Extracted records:
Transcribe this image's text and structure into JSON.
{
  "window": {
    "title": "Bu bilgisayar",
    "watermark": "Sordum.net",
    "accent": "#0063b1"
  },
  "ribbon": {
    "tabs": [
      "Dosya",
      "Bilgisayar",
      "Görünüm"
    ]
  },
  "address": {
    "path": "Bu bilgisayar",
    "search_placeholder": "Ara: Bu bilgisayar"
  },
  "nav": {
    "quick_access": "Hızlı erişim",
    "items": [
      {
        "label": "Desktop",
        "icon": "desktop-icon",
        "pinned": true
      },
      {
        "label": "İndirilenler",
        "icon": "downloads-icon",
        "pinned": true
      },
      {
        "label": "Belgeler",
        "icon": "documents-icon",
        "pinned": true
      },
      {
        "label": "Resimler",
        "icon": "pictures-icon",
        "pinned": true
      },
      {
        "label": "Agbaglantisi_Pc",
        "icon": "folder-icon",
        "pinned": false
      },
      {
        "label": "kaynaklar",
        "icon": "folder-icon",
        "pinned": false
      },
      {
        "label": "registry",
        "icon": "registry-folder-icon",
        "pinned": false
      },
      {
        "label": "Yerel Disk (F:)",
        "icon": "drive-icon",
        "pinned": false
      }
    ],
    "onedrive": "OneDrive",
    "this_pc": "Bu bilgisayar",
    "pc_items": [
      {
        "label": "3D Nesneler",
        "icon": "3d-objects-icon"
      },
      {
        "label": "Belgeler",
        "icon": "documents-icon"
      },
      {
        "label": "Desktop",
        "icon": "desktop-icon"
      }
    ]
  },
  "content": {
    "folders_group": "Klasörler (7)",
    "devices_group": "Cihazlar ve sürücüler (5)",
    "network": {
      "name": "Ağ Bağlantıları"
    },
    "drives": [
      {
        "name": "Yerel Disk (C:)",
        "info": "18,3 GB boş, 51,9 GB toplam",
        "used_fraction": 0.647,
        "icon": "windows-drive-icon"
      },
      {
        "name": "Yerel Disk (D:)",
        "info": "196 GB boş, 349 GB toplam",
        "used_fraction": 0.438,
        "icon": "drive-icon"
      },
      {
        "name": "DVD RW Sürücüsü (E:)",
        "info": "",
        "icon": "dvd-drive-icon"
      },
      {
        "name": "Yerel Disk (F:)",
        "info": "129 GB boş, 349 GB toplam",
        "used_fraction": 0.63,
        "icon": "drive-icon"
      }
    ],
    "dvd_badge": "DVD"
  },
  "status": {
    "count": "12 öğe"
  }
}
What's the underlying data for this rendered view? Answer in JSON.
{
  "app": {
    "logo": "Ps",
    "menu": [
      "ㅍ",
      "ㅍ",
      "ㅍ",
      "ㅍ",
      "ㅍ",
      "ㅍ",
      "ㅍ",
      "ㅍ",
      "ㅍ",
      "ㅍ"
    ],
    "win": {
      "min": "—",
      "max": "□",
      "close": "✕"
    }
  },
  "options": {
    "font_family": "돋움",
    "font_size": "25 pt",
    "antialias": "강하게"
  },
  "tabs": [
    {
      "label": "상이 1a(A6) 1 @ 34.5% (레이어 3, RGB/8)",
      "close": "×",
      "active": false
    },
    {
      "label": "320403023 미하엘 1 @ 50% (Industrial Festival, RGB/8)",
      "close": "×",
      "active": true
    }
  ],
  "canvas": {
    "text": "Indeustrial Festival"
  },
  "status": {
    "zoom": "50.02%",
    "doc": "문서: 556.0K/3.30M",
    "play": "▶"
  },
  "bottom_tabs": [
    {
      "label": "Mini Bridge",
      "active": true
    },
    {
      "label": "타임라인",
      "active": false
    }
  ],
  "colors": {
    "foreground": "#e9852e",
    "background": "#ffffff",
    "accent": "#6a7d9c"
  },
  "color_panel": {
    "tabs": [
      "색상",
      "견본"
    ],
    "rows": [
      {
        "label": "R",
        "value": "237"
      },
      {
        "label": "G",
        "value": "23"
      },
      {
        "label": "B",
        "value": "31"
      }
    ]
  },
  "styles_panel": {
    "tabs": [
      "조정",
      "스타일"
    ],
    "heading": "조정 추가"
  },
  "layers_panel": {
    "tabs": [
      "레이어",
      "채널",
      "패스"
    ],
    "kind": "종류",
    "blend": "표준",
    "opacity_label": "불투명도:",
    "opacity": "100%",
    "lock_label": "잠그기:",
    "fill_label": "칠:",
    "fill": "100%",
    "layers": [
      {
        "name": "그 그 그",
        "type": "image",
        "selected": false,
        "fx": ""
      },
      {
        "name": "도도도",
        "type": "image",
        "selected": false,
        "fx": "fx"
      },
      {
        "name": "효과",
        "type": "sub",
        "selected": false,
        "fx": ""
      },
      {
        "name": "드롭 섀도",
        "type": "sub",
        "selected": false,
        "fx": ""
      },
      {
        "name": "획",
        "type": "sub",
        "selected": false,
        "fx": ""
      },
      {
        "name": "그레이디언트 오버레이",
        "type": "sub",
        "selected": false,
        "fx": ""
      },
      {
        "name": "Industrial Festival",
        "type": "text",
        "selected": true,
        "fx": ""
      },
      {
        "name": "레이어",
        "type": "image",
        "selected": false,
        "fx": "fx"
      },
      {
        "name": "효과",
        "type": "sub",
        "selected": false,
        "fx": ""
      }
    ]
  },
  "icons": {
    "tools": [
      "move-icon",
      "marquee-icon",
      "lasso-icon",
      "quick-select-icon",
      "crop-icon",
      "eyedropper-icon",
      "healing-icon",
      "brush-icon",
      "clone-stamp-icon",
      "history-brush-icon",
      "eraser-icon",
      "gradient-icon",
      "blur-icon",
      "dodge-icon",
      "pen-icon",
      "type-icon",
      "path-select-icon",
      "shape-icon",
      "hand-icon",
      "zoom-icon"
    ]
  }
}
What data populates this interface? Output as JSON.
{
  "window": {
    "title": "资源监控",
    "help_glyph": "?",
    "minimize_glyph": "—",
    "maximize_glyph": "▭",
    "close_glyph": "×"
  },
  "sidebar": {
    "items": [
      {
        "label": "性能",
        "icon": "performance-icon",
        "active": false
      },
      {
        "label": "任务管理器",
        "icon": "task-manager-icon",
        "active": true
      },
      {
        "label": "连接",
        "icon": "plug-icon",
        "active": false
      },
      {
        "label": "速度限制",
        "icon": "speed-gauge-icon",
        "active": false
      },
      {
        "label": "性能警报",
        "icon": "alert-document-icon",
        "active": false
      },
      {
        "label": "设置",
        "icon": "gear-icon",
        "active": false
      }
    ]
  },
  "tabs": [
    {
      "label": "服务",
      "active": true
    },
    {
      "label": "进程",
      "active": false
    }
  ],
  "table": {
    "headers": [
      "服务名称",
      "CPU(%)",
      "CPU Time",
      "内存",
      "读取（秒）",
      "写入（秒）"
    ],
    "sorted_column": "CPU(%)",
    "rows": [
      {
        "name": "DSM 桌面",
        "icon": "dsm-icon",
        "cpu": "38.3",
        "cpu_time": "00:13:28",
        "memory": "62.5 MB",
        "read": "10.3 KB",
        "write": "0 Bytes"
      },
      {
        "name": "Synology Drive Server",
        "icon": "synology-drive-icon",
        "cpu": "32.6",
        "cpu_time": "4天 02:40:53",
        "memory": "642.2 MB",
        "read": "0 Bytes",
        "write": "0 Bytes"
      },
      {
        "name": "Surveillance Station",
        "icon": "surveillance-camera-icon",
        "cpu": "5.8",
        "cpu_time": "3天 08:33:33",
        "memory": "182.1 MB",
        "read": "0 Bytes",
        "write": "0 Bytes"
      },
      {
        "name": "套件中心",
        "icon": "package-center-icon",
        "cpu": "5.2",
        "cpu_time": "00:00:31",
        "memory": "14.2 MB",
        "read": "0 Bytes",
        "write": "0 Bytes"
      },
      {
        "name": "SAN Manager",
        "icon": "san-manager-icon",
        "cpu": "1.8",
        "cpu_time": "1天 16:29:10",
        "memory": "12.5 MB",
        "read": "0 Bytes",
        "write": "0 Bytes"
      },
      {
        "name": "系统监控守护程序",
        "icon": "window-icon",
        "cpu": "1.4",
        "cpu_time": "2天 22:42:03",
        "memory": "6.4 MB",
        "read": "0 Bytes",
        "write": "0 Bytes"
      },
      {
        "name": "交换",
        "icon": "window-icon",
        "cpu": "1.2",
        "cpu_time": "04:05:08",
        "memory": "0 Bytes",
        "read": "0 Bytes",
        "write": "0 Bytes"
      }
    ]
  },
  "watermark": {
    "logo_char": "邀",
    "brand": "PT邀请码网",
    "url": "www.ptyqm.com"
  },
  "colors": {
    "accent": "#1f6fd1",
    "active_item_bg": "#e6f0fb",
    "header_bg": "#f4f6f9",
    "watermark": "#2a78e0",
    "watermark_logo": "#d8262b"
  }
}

Work to be completed - Pull out every line holding "path" from the records above, and copy it.

Finished task -
    "path": "Bu bilgisayar",
      "path-select-icon",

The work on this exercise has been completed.